Required work » What is the number of lines in these entries that contain "Dark"? State it alone.

Supplied material »
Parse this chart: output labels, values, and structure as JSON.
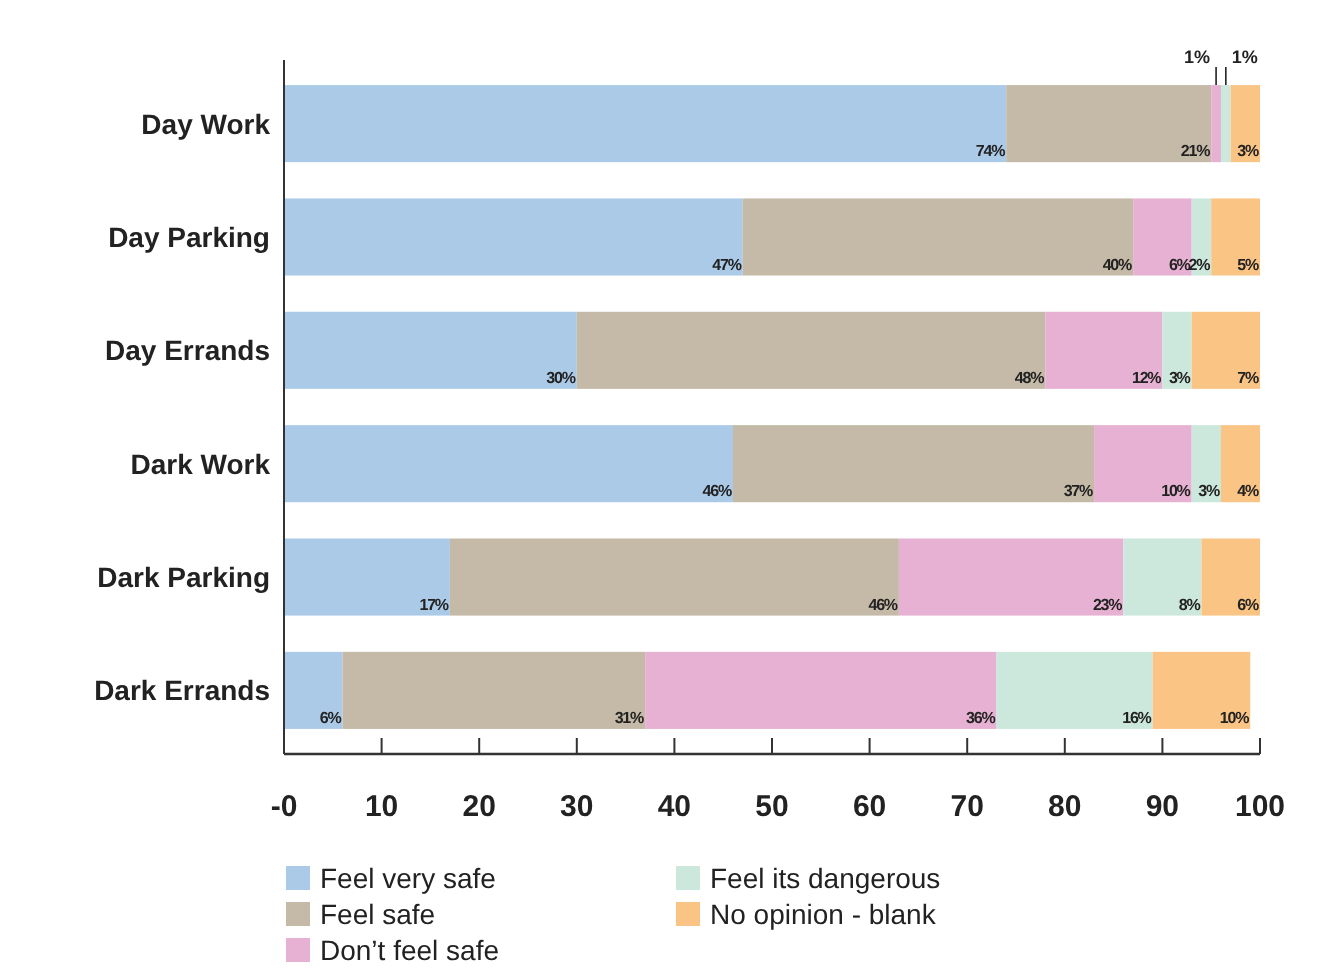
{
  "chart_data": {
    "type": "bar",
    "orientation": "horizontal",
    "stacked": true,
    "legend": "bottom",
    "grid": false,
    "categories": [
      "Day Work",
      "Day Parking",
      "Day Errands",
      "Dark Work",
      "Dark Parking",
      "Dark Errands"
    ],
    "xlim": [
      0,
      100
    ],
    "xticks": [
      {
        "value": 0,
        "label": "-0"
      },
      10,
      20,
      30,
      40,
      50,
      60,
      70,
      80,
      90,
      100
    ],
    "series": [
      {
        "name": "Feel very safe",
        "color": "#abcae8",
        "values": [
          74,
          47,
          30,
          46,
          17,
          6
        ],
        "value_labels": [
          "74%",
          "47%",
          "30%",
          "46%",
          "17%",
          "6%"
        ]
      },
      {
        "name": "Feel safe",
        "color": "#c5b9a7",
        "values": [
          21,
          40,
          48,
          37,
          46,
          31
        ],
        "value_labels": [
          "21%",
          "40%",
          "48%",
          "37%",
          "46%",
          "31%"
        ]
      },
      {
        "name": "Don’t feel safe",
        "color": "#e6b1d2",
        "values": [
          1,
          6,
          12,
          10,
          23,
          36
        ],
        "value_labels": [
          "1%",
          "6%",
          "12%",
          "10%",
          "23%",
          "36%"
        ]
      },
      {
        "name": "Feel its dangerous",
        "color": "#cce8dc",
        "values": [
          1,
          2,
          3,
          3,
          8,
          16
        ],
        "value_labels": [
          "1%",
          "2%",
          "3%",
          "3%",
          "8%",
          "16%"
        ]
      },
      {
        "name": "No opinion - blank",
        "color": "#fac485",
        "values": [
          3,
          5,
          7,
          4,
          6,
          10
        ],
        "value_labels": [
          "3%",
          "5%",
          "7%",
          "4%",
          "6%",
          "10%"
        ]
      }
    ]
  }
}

Task solution » 3